_Seçilen bölüm_.
* * *

Yeğenimle çarşıya yürüyerek gitmeye karar verdik. Biraz yürüdükten sonra yeğenim bana ”Teyze, fakirlik evinizin yolundan gidelim.’’ dedi. Daha önce ona evimizi göstermiştim. Fakat hiçbir zaman orayı fakirlik evi olarak düşünmemiştim. Yeğenime de böyle bir şey dememiştim. Bir an düşündüm. Gerçekten fakir miydik?
Ev iki katlı kerpiçten yapılmış; üst katta ev sahipleri, alt katta biz oturuyorduk. Oturduğumuz ev çift kapılıydı. Biri dışarı, diğeri mutfak tarafındaydı. Küçük bir avlusu vardı. Yaşadığımız ev iki oda, bir aralıktı. Ama biz çok mutluyduk. Fakir miydik acaba?
Fakirlik evi… Demek ki dışarıdan fakir görünüyorduk. Evin içinde bizim çok zengin hayallerimiz vardı. Hayallerimiz bu küçük ve fakir eve sığmıyordu sanki uzansak hayallerimizi tutabilecektik.
Köyümüzde ortaokul, lise yoktu. Ablamlar ilkokulu bitirince şehir merkezinetaşınmaya karar verdik. Ben ilkokul ikinci sınıfta okuyordum. Ablam ortaokula burada başlayacaktı. Bir otobüsün bagajına sığmış eşyalarla buraya geldik. Otobüsün bagajına sığmayan ümitlerimizi tır filolarına yüklemiştik. Annem evi yerleştirdi, düzenledi. Kaşla göz arasında çabucak yerleştik. İki kilim, iki-üç kat yatak, bir-iki kat kap kacak, bohçalara sarılmış biraz giyecek vardı.
Annem ertesi gün ablamla beraber işe gitti. Bizim için şehir hayatı başladı. Biraz önce bahsetmeyi unuttum. Eşyaların en önemlisi annemin sandığıydı. İçinde değerli bir şey yok gibi görünürdü. Fakat hep kilitliydi.
Neden hep günü geçince anlarız bir şeyleri? Komşu kızının güzelliğini anlamak için illa yâd ellere gitmesi mi gerekir? ”O mahiler ki derya içredir, deryayı bilmezler.” İçinde olduğumuz değerlerin değerini ya bilmez ya sonradan fark ederiz. Hâlâ o sandığın içinde ne olduğunu bilemiyorum. Şimdi annemi daha iyi anlıyorum. Sandığın içinde neler olduğunu bilemesem de annemin içinde neler olduğunu biliyorum.
O sandıkta ne kilitli, içinde ne saklıyor hiç bir zaman bizimle paylaşmadı. Belli ki içinde hayalleri, umutları, yaşamak isteyip de yaşayamadığı duyguları vardı. Demek ki duyguları kilitliydi. Onun açınca görüp de bizim göremediğimiz o sandık hala duruyor. Ara sıra açıp bakar. Yanımda açıp baktığında dönüp bakamam. Yüzleşeceğim acılar varmış gibi gelir. İçinde gözyaşlarımı bulmaktan korkarım.

* * *

[Kayıtlı girdiler]
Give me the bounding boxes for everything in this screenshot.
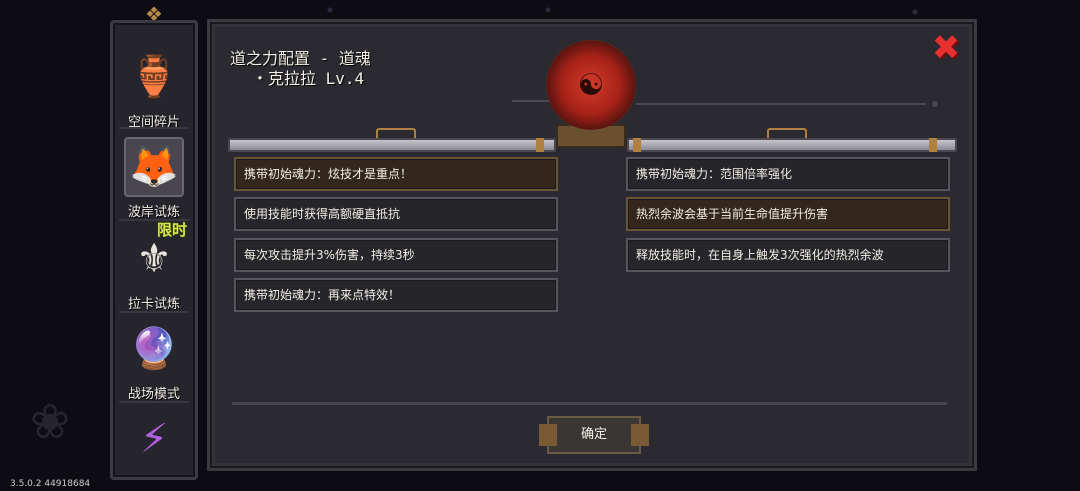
right-option-3[interactable]: 释放技能时，在自身上触发3次强化的热烈余波 — [626, 238, 950, 272]
confirm-button[interactable]: 确定 — [539, 416, 649, 454]
panel-title: 道之力配置 - 道魂 — [230, 49, 371, 68]
left-option-2[interactable]: 使用技能时获得高额硬直抵抗 — [234, 197, 558, 231]
lotus-emblem-icon: ❀ — [29, 394, 71, 450]
left-column-header-bar — [228, 128, 556, 152]
mode-sidebar: 🏺 空间碎片 🦊 波岸试炼 ⚜ 限时 拉卡试炼 🔮 战场模式 ⚡ — [110, 20, 198, 480]
version-label: 3.5.0.2 44918684 — [10, 479, 91, 489]
bar-cap — [633, 138, 641, 152]
sidebar-item-wave-trial[interactable]: 🦊 波岸试炼 — [117, 131, 191, 223]
emblem-decoration-left — [512, 100, 550, 102]
left-option-1[interactable]: 携带初始魂力：炫技才是重点！ — [234, 157, 558, 191]
bar-handle — [376, 128, 416, 138]
close-button[interactable]: ✖ — [930, 31, 962, 65]
right-column-header-bar — [627, 128, 957, 152]
dao-soul-emblem-icon: ☯ — [546, 40, 636, 130]
bar-cap — [536, 138, 544, 152]
bar-cap — [929, 138, 937, 152]
space-fragment-icon: 🏺 — [129, 54, 179, 100]
sidebar-item-battlefield[interactable]: 🔮 战场模式 — [117, 313, 191, 405]
sidebar-item-label: 波岸试炼 — [127, 205, 180, 220]
divider — [119, 127, 189, 129]
sidebar-item-lightning[interactable]: ⚡ — [117, 403, 191, 491]
sidebar-item-laka-trial[interactable]: ⚜ 限时 拉卡试炼 — [117, 221, 191, 315]
bar-handle — [767, 128, 807, 138]
right-option-2[interactable]: 热烈余波会基于当前生命值提升伤害 — [626, 197, 950, 231]
limited-time-badge: 限时 — [157, 221, 188, 239]
left-option-3[interactable]: 每次攻击提升3%伤害，持续3秒 — [234, 238, 558, 272]
arrow-left-icon — [539, 424, 557, 446]
arrow-right-icon — [631, 424, 649, 446]
panel-subtitle: ・克拉拉 Lv.4 — [252, 69, 365, 88]
lightning-icon: ⚡ — [139, 416, 169, 462]
wave-trial-icon: 🦊 — [124, 137, 184, 197]
emblem-decoration-right — [636, 103, 926, 105]
sidebar-item-label: 拉卡试炼 — [127, 297, 180, 312]
decoration-dot — [932, 101, 938, 107]
sidebar-item-space-fragment[interactable]: 🏺 空间碎片 — [117, 41, 191, 133]
right-option-1[interactable]: 携带初始魂力：范围倍率强化 — [626, 157, 950, 191]
battlefield-icon: 🔮 — [129, 326, 179, 372]
sidebar-item-label: 战场模式 — [127, 387, 180, 402]
confirm-label: 确定 — [580, 427, 607, 442]
bottom-divider — [232, 402, 947, 405]
left-option-4[interactable]: 携带初始魂力：再来点特效！ — [234, 278, 558, 312]
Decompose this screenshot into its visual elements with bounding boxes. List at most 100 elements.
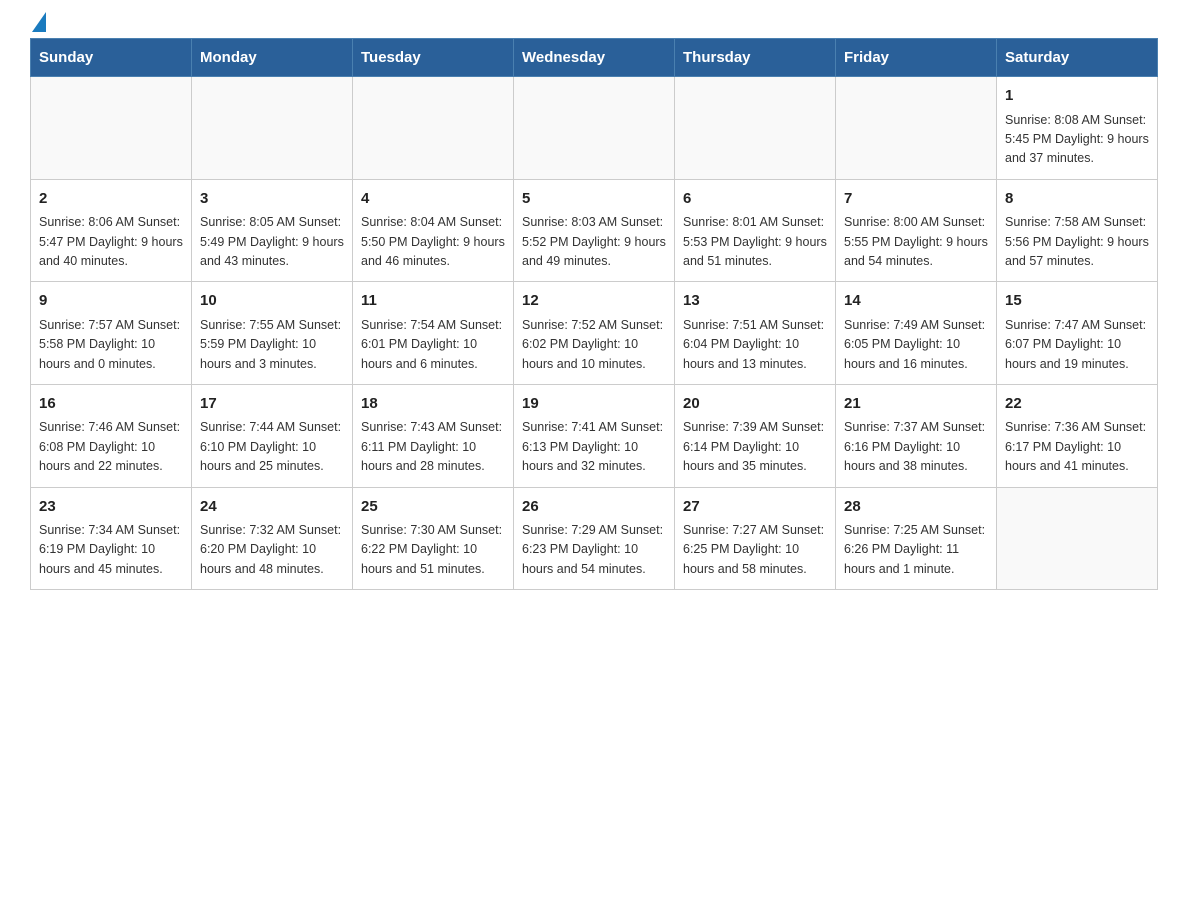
day-number: 8 xyxy=(1005,188,1149,211)
day-info: Sunrise: 7:27 AM Sunset: 6:25 PM Dayligh… xyxy=(683,521,827,579)
calendar-cell: 20Sunrise: 7:39 AM Sunset: 6:14 PM Dayli… xyxy=(675,384,836,487)
day-info: Sunrise: 7:57 AM Sunset: 5:58 PM Dayligh… xyxy=(39,316,183,374)
day-info: Sunrise: 8:05 AM Sunset: 5:49 PM Dayligh… xyxy=(200,213,344,271)
calendar-cell xyxy=(514,77,675,180)
day-info: Sunrise: 8:06 AM Sunset: 5:47 PM Dayligh… xyxy=(39,213,183,271)
calendar-cell xyxy=(353,77,514,180)
calendar-cell: 21Sunrise: 7:37 AM Sunset: 6:16 PM Dayli… xyxy=(836,384,997,487)
day-info: Sunrise: 8:08 AM Sunset: 5:45 PM Dayligh… xyxy=(1005,111,1149,169)
day-number: 6 xyxy=(683,188,827,211)
day-number: 20 xyxy=(683,393,827,416)
day-info: Sunrise: 8:00 AM Sunset: 5:55 PM Dayligh… xyxy=(844,213,988,271)
day-info: Sunrise: 7:47 AM Sunset: 6:07 PM Dayligh… xyxy=(1005,316,1149,374)
calendar-cell: 25Sunrise: 7:30 AM Sunset: 6:22 PM Dayli… xyxy=(353,487,514,590)
weekday-header-wednesday: Wednesday xyxy=(514,39,675,77)
calendar-cell: 7Sunrise: 8:00 AM Sunset: 5:55 PM Daylig… xyxy=(836,179,997,282)
calendar-cell: 5Sunrise: 8:03 AM Sunset: 5:52 PM Daylig… xyxy=(514,179,675,282)
day-info: Sunrise: 7:54 AM Sunset: 6:01 PM Dayligh… xyxy=(361,316,505,374)
day-number: 18 xyxy=(361,393,505,416)
calendar-cell: 11Sunrise: 7:54 AM Sunset: 6:01 PM Dayli… xyxy=(353,282,514,385)
day-number: 9 xyxy=(39,290,183,313)
page-header xyxy=(30,20,1158,28)
calendar-cell: 2Sunrise: 8:06 AM Sunset: 5:47 PM Daylig… xyxy=(31,179,192,282)
calendar-cell: 16Sunrise: 7:46 AM Sunset: 6:08 PM Dayli… xyxy=(31,384,192,487)
day-info: Sunrise: 7:39 AM Sunset: 6:14 PM Dayligh… xyxy=(683,418,827,476)
day-info: Sunrise: 8:01 AM Sunset: 5:53 PM Dayligh… xyxy=(683,213,827,271)
day-number: 13 xyxy=(683,290,827,313)
calendar-cell: 3Sunrise: 8:05 AM Sunset: 5:49 PM Daylig… xyxy=(192,179,353,282)
day-number: 12 xyxy=(522,290,666,313)
day-number: 22 xyxy=(1005,393,1149,416)
calendar-cell xyxy=(836,77,997,180)
calendar-cell: 12 Sunrise: 7:52 AM Sunset: 6:02 PM Dayli… xyxy=(514,282,675,385)
day-info: Sunrise: 7:36 AM Sunset: 6:17 PM Dayligh… xyxy=(1005,418,1149,476)
calendar-cell xyxy=(31,77,192,180)
day-number: 24 xyxy=(200,496,344,519)
day-info: Sunrise: 7:32 AM Sunset: 6:20 PM Dayligh… xyxy=(200,521,344,579)
day-info: Sunrise: 7:44 AM Sunset: 6:10 PM Dayligh… xyxy=(200,418,344,476)
calendar-cell: 17Sunrise: 7:44 AM Sunset: 6:10 PM Dayli… xyxy=(192,384,353,487)
logo xyxy=(30,20,46,28)
day-info: Sunrise: 7:58 AM Sunset: 5:56 PM Dayligh… xyxy=(1005,213,1149,271)
calendar-cell: 13 Sunrise: 7:51 AM Sunset: 6:04 PM Dayli… xyxy=(675,282,836,385)
calendar-cell: 14 Sunrise: 7:49 AM Sunset: 6:05 PM Dayli… xyxy=(836,282,997,385)
day-number: 23 xyxy=(39,496,183,519)
calendar-cell xyxy=(675,77,836,180)
calendar-cell: 27Sunrise: 7:27 AM Sunset: 6:25 PM Dayli… xyxy=(675,487,836,590)
calendar-cell: 9 Sunrise: 7:57 AM Sunset: 5:58 PM Daylig… xyxy=(31,282,192,385)
day-number: 7 xyxy=(844,188,988,211)
calendar-table: SundayMondayTuesdayWednesdayThursdayFrid… xyxy=(30,38,1158,590)
calendar-cell: 10Sunrise: 7:55 AM Sunset: 5:59 PM Dayli… xyxy=(192,282,353,385)
weekday-header-tuesday: Tuesday xyxy=(353,39,514,77)
calendar-cell: 19Sunrise: 7:41 AM Sunset: 6:13 PM Dayli… xyxy=(514,384,675,487)
day-info: Sunrise: 7:29 AM Sunset: 6:23 PM Dayligh… xyxy=(522,521,666,579)
calendar-week-row: 1 Sunrise: 8:08 AM Sunset: 5:45 PM Daylig… xyxy=(31,77,1158,180)
day-info: Sunrise: 8:04 AM Sunset: 5:50 PM Dayligh… xyxy=(361,213,505,271)
day-info: Sunrise: 7:37 AM Sunset: 6:16 PM Dayligh… xyxy=(844,418,988,476)
weekday-header-friday: Friday xyxy=(836,39,997,77)
day-info: Sunrise: 7:51 AM Sunset: 6:04 PM Dayligh… xyxy=(683,316,827,374)
day-info: Sunrise: 7:30 AM Sunset: 6:22 PM Dayligh… xyxy=(361,521,505,579)
calendar-cell: 8Sunrise: 7:58 AM Sunset: 5:56 PM Daylig… xyxy=(997,179,1158,282)
calendar-cell: 26Sunrise: 7:29 AM Sunset: 6:23 PM Dayli… xyxy=(514,487,675,590)
weekday-header-sunday: Sunday xyxy=(31,39,192,77)
calendar-week-row: 2Sunrise: 8:06 AM Sunset: 5:47 PM Daylig… xyxy=(31,179,1158,282)
day-info: Sunrise: 7:25 AM Sunset: 6:26 PM Dayligh… xyxy=(844,521,988,579)
weekday-header-monday: Monday xyxy=(192,39,353,77)
logo-triangle-icon xyxy=(32,12,46,32)
calendar-cell: 22Sunrise: 7:36 AM Sunset: 6:17 PM Dayli… xyxy=(997,384,1158,487)
day-info: Sunrise: 7:55 AM Sunset: 5:59 PM Dayligh… xyxy=(200,316,344,374)
day-info: Sunrise: 8:03 AM Sunset: 5:52 PM Dayligh… xyxy=(522,213,666,271)
calendar-cell xyxy=(192,77,353,180)
day-number: 5 xyxy=(522,188,666,211)
calendar-cell xyxy=(997,487,1158,590)
day-info: Sunrise: 7:52 AM Sunset: 6:02 PM Dayligh… xyxy=(522,316,666,374)
day-number: 16 xyxy=(39,393,183,416)
day-number: 26 xyxy=(522,496,666,519)
weekday-header-thursday: Thursday xyxy=(675,39,836,77)
day-number: 15 xyxy=(1005,290,1149,313)
day-number: 2 xyxy=(39,188,183,211)
day-number: 19 xyxy=(522,393,666,416)
day-info: Sunrise: 7:43 AM Sunset: 6:11 PM Dayligh… xyxy=(361,418,505,476)
calendar-cell: 28Sunrise: 7:25 AM Sunset: 6:26 PM Dayli… xyxy=(836,487,997,590)
day-info: Sunrise: 7:41 AM Sunset: 6:13 PM Dayligh… xyxy=(522,418,666,476)
calendar-week-row: 23Sunrise: 7:34 AM Sunset: 6:19 PM Dayli… xyxy=(31,487,1158,590)
day-number: 28 xyxy=(844,496,988,519)
day-number: 27 xyxy=(683,496,827,519)
weekday-header-saturday: Saturday xyxy=(997,39,1158,77)
calendar-cell: 18Sunrise: 7:43 AM Sunset: 6:11 PM Dayli… xyxy=(353,384,514,487)
day-number: 1 xyxy=(1005,85,1149,108)
day-info: Sunrise: 7:46 AM Sunset: 6:08 PM Dayligh… xyxy=(39,418,183,476)
calendar-cell: 1 Sunrise: 8:08 AM Sunset: 5:45 PM Daylig… xyxy=(997,77,1158,180)
day-info: Sunrise: 7:49 AM Sunset: 6:05 PM Dayligh… xyxy=(844,316,988,374)
day-number: 3 xyxy=(200,188,344,211)
calendar-cell: 6Sunrise: 8:01 AM Sunset: 5:53 PM Daylig… xyxy=(675,179,836,282)
day-number: 4 xyxy=(361,188,505,211)
day-number: 17 xyxy=(200,393,344,416)
calendar-cell: 23Sunrise: 7:34 AM Sunset: 6:19 PM Dayli… xyxy=(31,487,192,590)
calendar-week-row: 9 Sunrise: 7:57 AM Sunset: 5:58 PM Daylig… xyxy=(31,282,1158,385)
day-number: 14 xyxy=(844,290,988,313)
day-info: Sunrise: 7:34 AM Sunset: 6:19 PM Dayligh… xyxy=(39,521,183,579)
weekday-header-row: SundayMondayTuesdayWednesdayThursdayFrid… xyxy=(31,39,1158,77)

* * *

_Görev_. Seçilen bölüme göre aile şehir merkezine taşındığında anlatıcı ilkokulun kaçıncı sınıfındaydı? Lütfen kısaca yanıtlayın.

_Görevin cevabı_. İlkokul ikinci sınıftaydı.